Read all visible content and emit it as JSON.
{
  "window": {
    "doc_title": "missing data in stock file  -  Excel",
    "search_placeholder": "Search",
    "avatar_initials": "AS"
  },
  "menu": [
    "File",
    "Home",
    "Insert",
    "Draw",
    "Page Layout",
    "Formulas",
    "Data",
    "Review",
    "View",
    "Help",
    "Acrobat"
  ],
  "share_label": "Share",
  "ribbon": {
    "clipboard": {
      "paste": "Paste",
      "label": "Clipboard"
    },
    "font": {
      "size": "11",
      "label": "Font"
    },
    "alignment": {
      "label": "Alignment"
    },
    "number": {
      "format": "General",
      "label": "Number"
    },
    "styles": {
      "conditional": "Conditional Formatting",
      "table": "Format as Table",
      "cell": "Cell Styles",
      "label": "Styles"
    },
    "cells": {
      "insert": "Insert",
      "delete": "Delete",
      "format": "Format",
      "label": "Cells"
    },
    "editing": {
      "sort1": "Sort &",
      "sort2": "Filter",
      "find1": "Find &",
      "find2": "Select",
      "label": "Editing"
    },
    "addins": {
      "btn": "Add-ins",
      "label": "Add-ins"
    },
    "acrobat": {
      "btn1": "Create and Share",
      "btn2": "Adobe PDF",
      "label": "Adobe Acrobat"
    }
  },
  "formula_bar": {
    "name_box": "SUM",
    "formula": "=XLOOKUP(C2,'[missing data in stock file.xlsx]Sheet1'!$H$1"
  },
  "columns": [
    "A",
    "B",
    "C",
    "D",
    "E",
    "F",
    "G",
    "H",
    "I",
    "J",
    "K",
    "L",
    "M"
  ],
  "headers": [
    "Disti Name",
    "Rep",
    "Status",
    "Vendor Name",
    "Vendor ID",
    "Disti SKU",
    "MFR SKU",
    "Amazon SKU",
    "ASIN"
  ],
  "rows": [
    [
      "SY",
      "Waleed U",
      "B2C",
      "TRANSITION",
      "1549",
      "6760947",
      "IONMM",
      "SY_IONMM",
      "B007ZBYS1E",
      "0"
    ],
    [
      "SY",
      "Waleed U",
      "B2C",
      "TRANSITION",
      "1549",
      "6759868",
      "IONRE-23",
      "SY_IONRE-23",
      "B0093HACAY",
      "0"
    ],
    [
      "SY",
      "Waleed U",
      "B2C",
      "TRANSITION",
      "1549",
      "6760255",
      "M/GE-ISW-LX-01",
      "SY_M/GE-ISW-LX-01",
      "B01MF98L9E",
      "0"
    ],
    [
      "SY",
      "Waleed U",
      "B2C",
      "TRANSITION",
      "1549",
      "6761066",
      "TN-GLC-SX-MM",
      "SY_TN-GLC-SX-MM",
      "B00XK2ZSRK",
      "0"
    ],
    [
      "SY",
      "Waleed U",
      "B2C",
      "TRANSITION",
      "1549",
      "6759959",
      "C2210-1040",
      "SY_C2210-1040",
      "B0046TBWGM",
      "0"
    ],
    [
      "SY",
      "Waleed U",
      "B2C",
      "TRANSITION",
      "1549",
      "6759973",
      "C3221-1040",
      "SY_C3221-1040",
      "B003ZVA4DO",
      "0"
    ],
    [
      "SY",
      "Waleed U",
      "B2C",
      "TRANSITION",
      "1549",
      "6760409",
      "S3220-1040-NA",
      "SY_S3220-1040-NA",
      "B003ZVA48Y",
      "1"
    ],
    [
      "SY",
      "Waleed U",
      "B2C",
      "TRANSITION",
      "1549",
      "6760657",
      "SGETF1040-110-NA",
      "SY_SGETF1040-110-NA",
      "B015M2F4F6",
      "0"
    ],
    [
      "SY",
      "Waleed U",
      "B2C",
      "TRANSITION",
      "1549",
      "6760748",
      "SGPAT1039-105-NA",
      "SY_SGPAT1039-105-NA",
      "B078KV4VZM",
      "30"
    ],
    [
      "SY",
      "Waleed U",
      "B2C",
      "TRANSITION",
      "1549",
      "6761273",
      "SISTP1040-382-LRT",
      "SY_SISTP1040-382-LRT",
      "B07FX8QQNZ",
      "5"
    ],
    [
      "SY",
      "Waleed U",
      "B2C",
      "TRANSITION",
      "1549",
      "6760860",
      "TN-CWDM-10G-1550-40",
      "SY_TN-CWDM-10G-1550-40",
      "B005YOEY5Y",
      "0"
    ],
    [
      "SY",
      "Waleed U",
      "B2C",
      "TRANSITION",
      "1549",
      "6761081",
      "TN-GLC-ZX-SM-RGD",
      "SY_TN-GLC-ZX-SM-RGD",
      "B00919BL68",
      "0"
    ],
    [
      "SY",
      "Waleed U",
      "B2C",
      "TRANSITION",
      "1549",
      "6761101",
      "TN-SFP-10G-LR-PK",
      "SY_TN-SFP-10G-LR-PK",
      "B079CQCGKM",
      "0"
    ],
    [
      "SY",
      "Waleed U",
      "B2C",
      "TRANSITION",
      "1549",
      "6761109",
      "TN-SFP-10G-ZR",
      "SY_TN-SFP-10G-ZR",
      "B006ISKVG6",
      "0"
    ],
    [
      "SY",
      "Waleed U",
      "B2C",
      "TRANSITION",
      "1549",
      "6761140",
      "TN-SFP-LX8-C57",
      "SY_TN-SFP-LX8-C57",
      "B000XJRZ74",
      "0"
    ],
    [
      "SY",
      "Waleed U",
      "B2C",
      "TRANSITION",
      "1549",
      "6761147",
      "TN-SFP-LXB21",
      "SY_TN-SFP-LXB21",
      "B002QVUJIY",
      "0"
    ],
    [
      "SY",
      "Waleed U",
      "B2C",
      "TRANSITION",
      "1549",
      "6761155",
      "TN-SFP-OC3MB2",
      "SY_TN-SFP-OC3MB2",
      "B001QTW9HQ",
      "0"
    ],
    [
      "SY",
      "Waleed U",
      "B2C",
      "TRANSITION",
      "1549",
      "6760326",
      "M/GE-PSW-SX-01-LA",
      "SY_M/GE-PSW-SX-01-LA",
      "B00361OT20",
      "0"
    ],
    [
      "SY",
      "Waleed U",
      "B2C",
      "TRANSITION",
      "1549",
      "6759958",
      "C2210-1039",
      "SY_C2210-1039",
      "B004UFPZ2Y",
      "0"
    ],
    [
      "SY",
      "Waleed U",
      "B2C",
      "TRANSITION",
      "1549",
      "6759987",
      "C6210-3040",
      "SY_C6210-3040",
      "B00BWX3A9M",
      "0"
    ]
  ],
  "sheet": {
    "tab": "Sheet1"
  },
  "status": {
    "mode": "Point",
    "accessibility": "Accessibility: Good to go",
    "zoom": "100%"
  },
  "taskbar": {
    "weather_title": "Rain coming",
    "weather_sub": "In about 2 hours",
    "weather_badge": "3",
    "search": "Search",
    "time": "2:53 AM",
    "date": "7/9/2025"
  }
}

###

## Problem to work on
Every entry must be retyped in full, exactly as given.

## Worked answer
Read all visible content and emit it as JSON.
{
  "window": {
    "doc_title": "missing data in stock file  -  Excel",
    "search_placeholder": "Search",
    "avatar_initials": "AS"
  },
  "menu": [
    "File",
    "Home",
    "Insert",
    "Draw",
    "Page Layout",
    "Formulas",
    "Data",
    "Review",
    "View",
    "Help",
    "Acrobat"
  ],
  "share_label": "Share",
  "ribbon": {
    "clipboard": {
      "paste": "Paste",
      "label": "Clipboard"
    },
    "font": {
      "size": "11",
      "label": "Font"
    },
    "alignment": {
      "label": "Alignment"
    },
    "number": {
      "format": "General",
      "label": "Number"
    },
    "styles": {
      "conditional": "Conditional Formatting",
      "table": "Format as Table",
      "cell": "Cell Styles",
      "label": "Styles"
    },
    "cells": {
      "insert": "Insert",
      "delete": "Delete",
      "format": "Format",
      "label": "Cells"
    },
    "editing": {
      "sort1": "Sort &",
      "sort2": "Filter",
      "find1": "Find &",
      "find2": "Select",
      "label": "Editing"
    },
    "addins": {
      "btn": "Add-ins",
      "label": "Add-ins"
    },
    "acrobat": {
      "btn1": "Create and Share",
      "btn2": "Adobe PDF",
      "label": "Adobe Acrobat"
    }
  },
  "formula_bar": {
    "name_box": "SUM",
    "formula": "=XLOOKUP(C2,'[missing data in stock file.xlsx]Sheet1'!$H$1"
  },
  "columns": [
    "A",
    "B",
    "C",
    "D",
    "E",
    "F",
    "G",
    "H",
    "I",
    "J",
    "K",
    "L",
    "M"
  ],
  "headers": [
    "Disti Name",
    "Rep",
    "Status",
    "Vendor Name",
    "Vendor ID",
    "Disti SKU",
    "MFR SKU",
    "Amazon SKU",
    "ASIN"
  ],
  "rows": [
    [
      "SY",
      "Waleed U",
      "B2C",
      "TRANSITION",
      "1549",
      "6760947",
      "IONMM",
      "SY_IONMM",
      "B007ZBYS1E",
      "0"
    ],
    [
      "SY",
      "Waleed U",
      "B2C",
      "TRANSITION",
      "1549",
      "6759868",
      "IONRE-23",
      "SY_IONRE-23",
      "B0093HACAY",
      "0"
    ],
    [
      "SY",
      "Waleed U",
      "B2C",
      "TRANSITION",
      "1549",
      "6760255",
      "M/GE-ISW-LX-01",
      "SY_M/GE-ISW-LX-01",
      "B01MF98L9E",
      "0"
    ],
    [
      "SY",
      "Waleed U",
      "B2C",
      "TRANSITION",
      "1549",
      "6761066",
      "TN-GLC-SX-MM",
      "SY_TN-GLC-SX-MM",
      "B00XK2ZSRK",
      "0"
    ],
    [
      "SY",
      "Waleed U",
      "B2C",
      "TRANSITION",
      "1549",
      "6759959",
      "C2210-1040",
      "SY_C2210-1040",
      "B0046TBWGM",
      "0"
    ],
    [
      "SY",
      "Waleed U",
      "B2C",
      "TRANSITION",
      "1549",
      "6759973",
      "C3221-1040",
      "SY_C3221-1040",
      "B003ZVA4DO",
      "0"
    ],
    [
      "SY",
      "Waleed U",
      "B2C",
      "TRANSITION",
      "1549",
      "6760409",
      "S3220-1040-NA",
      "SY_S3220-1040-NA",
      "B003ZVA48Y",
      "1"
    ],
    [
      "SY",
      "Waleed U",
      "B2C",
      "TRANSITION",
      "1549",
      "6760657",
      "SGETF1040-110-NA",
      "SY_SGETF1040-110-NA",
      "B015M2F4F6",
      "0"
    ],
    [
      "SY",
      "Waleed U",
      "B2C",
      "TRANSITION",
      "1549",
      "6760748",
      "SGPAT1039-105-NA",
      "SY_SGPAT1039-105-NA",
      "B078KV4VZM",
      "30"
    ],
    [
      "SY",
      "Waleed U",
      "B2C",
      "TRANSITION",
      "1549",
      "6761273",
      "SISTP1040-382-LRT",
      "SY_SISTP1040-382-LRT",
      "B07FX8QQNZ",
      "5"
    ],
    [
      "SY",
      "Waleed U",
      "B2C",
      "TRANSITION",
      "1549",
      "6760860",
      "TN-CWDM-10G-1550-40",
      "SY_TN-CWDM-10G-1550-40",
      "B005YOEY5Y",
      "0"
    ],
    [
      "SY",
      "Waleed U",
      "B2C",
      "TRANSITION",
      "1549",
      "6761081",
      "TN-GLC-ZX-SM-RGD",
      "SY_TN-GLC-ZX-SM-RGD",
      "B00919BL68",
      "0"
    ],
    [
      "SY",
      "Waleed U",
      "B2C",
      "TRANSITION",
      "1549",
      "6761101",
      "TN-SFP-10G-LR-PK",
      "SY_TN-SFP-10G-LR-PK",
      "B079CQCGKM",
      "0"
    ],
    [
      "SY",
      "Waleed U",
      "B2C",
      "TRANSITION",
      "1549",
      "6761109",
      "TN-SFP-10G-ZR",
      "SY_TN-SFP-10G-ZR",
      "B006ISKVG6",
      "0"
    ],
    [
      "SY",
      "Waleed U",
      "B2C",
      "TRANSITION",
      "1549",
      "6761140",
      "TN-SFP-LX8-C57",
      "SY_TN-SFP-LX8-C57",
      "B000XJRZ74",
      "0"
    ],
    [
      "SY",
      "Waleed U",
      "B2C",
      "TRANSITION",
      "1549",
      "6761147",
      "TN-SFP-LXB21",
      "SY_TN-SFP-LXB21",
      "B002QVUJIY",
      "0"
    ],
    [
      "SY",
      "Waleed U",
      "B2C",
      "TRANSITION",
      "1549",
      "6761155",
      "TN-SFP-OC3MB2",
      "SY_TN-SFP-OC3MB2",
      "B001QTW9HQ",
      "0"
    ],
    [
      "SY",
      "Waleed U",
      "B2C",
      "TRANSITION",
      "1549",
      "6760326",
      "M/GE-PSW-SX-01-LA",
      "SY_M/GE-PSW-SX-01-LA",
      "B00361OT20",
      "0"
    ],
    [
      "SY",
      "Waleed U",
      "B2C",
      "TRANSITION",
      "1549",
      "6759958",
      "C2210-1039",
      "SY_C2210-1039",
      "B004UFPZ2Y",
      "0"
    ],
    [
      "SY",
      "Waleed U",
      "B2C",
      "TRANSITION",
      "1549",
      "6759987",
      "C6210-3040",
      "SY_C6210-3040",
      "B00BWX3A9M",
      "0"
    ]
  ],
  "sheet": {
    "tab": "Sheet1"
  },
  "status": {
    "mode": "Point",
    "accessibility": "Accessibility: Good to go",
    "zoom": "100%"
  },
  "taskbar": {
    "weather_title": "Rain coming",
    "weather_sub": "In about 2 hours",
    "weather_badge": "3",
    "search": "Search",
    "time": "2:53 AM",
    "date": "7/9/2025"
  }
}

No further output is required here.